## Written task
In your copy, leave out the pictures and repeat the entries below exactly.

++++

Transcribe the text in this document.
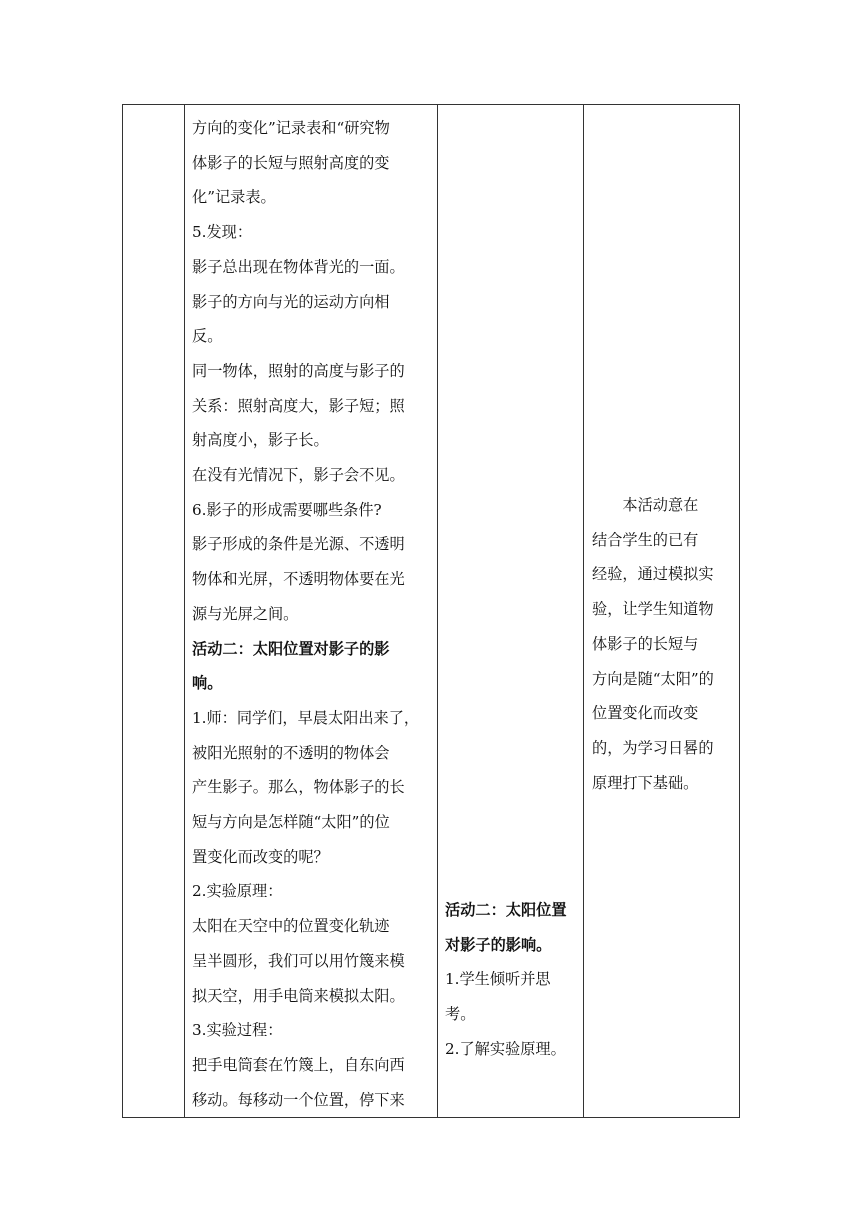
方向的变化”记录表和“研究物
体影子的长短与照射高度的变
化”记录表。
5.发现：
影子总出现在物体背光的一面。
影子的方向与光的运动方向相
反。
同一物体，照射的高度与影子的
关系：照射高度大，影子短；照
射高度小，影子长。
在没有光情况下，影子会不见。
6.影子的形成需要哪些条件?
影子形成的条件是光源、不透明
物体和光屏，不透明物体要在光
源与光屏之间。
活动二：太阳位置对影子的影
响。
1.师：同学们，早晨太阳出来了，
被阳光照射的不透明的物体会
产生影子。那么，物体影子的长
短与方向是怎样随“太阳”的位
置变化而改变的呢？
2.实验原理：
太阳在天空中的位置变化轨迹
呈半圆形，我们可以用竹篾来模
拟天空，用手电筒来模拟太阳。
3.实验过程：
把手电筒套在竹篾上，自东向西
移动。每移动一个位置，停下来

活动二：太阳位置
对影子的影响。
1.学生倾听并思
考。
2.了解实验原理。

　　本活动意在
结合学生的已有
经验，通过模拟实
验，让学生知道物
体影子的长短与
方向是随“太阳”的
位置变化而改变
的，为学习日晷的
原理打下基础。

++++

## Solved exercise
Transcribe the text in this document.
方向的变化”记录表和“研究物
体影子的长短与照射高度的变
化”记录表。
5.发现：
影子总出现在物体背光的一面。
影子的方向与光的运动方向相
反。
同一物体，照射的高度与影子的
关系：照射高度大，影子短；照
射高度小，影子长。
在没有光情况下，影子会不见。
6.影子的形成需要哪些条件?
影子形成的条件是光源、不透明
物体和光屏，不透明物体要在光
源与光屏之间。
活动二：太阳位置对影子的影
响。
1.师：同学们，早晨太阳出来了，
被阳光照射的不透明的物体会
产生影子。那么，物体影子的长
短与方向是怎样随“太阳”的位
置变化而改变的呢？
2.实验原理：
太阳在天空中的位置变化轨迹
呈半圆形，我们可以用竹篾来模
拟天空，用手电筒来模拟太阳。
3.实验过程：
把手电筒套在竹篾上，自东向西
移动。每移动一个位置，停下来

活动二：太阳位置
对影子的影响。
1.学生倾听并思
考。
2.了解实验原理。

　　本活动意在
结合学生的已有
经验，通过模拟实
验，让学生知道物
体影子的长短与
方向是随“太阳”的
位置变化而改变
的，为学习日晷的
原理打下基础。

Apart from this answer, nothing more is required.